Your objective: Write out, character for character, the line containing "Extract the structured" and all lines after it up to the end of the listing.

Start Input

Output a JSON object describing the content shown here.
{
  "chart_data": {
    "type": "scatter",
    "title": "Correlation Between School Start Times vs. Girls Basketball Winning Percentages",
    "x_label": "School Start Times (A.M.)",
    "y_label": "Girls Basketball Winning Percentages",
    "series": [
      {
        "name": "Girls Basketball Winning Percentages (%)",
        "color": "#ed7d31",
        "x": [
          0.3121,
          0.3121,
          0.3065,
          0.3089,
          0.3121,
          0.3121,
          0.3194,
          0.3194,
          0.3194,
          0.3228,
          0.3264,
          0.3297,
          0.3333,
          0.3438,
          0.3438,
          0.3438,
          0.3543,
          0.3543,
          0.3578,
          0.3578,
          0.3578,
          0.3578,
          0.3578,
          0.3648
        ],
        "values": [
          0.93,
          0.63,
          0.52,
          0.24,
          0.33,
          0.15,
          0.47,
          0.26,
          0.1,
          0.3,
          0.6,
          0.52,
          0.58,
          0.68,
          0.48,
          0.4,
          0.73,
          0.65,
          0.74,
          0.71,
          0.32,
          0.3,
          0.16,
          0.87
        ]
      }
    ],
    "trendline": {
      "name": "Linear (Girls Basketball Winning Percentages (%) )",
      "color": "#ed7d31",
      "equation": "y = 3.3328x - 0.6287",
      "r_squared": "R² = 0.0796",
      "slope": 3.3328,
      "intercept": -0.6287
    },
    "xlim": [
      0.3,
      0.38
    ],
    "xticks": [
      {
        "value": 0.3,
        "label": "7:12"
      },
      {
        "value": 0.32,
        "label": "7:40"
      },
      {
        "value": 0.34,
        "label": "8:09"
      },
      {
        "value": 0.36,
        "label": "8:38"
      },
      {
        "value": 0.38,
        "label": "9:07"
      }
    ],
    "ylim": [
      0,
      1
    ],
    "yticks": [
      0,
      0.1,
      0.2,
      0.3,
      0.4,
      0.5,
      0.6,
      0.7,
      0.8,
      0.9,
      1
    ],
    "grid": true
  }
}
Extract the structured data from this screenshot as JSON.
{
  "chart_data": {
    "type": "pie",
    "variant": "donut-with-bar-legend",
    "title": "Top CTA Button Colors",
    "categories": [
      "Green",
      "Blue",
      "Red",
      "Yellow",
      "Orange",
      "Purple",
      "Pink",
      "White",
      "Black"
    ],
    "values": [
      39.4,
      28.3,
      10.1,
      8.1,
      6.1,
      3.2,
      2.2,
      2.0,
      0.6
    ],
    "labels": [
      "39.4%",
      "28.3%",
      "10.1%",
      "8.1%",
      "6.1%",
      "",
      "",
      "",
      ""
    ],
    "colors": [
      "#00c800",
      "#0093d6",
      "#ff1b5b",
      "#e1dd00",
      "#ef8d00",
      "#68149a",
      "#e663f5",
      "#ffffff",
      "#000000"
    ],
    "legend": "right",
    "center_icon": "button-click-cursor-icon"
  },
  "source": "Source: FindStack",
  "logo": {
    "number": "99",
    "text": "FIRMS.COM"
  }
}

End Input

Response:
Extract the structured data from this screenshot as JSON.
{
  "chart_data": {
    "type": "pie",
    "variant": "donut-with-bar-legend",
    "title": "Top CTA Button Colors",
    "categories": [
      "Green",
      "Blue",
      "Red",
      "Yellow",
      "Orange",
      "Purple",
      "Pink",
      "White",
      "Black"
    ],
    "values": [
      39.4,
      28.3,
      10.1,
      8.1,
      6.1,
      3.2,
      2.2,
      2.0,
      0.6
    ],
    "labels": [
      "39.4%",
      "28.3%",
      "10.1%",
      "8.1%",
      "6.1%",
      "",
      "",
      "",
      ""
    ],
    "colors": [
      "#00c800",
      "#0093d6",
      "#ff1b5b",
      "#e1dd00",
      "#ef8d00",
      "#68149a",
      "#e663f5",
      "#ffffff",
      "#000000"
    ],
    "legend": "right",
    "center_icon": "button-click-cursor-icon"
  },
  "source": "Source: FindStack",
  "logo": {
    "number": "99",
    "text": "FIRMS.COM"
  }
}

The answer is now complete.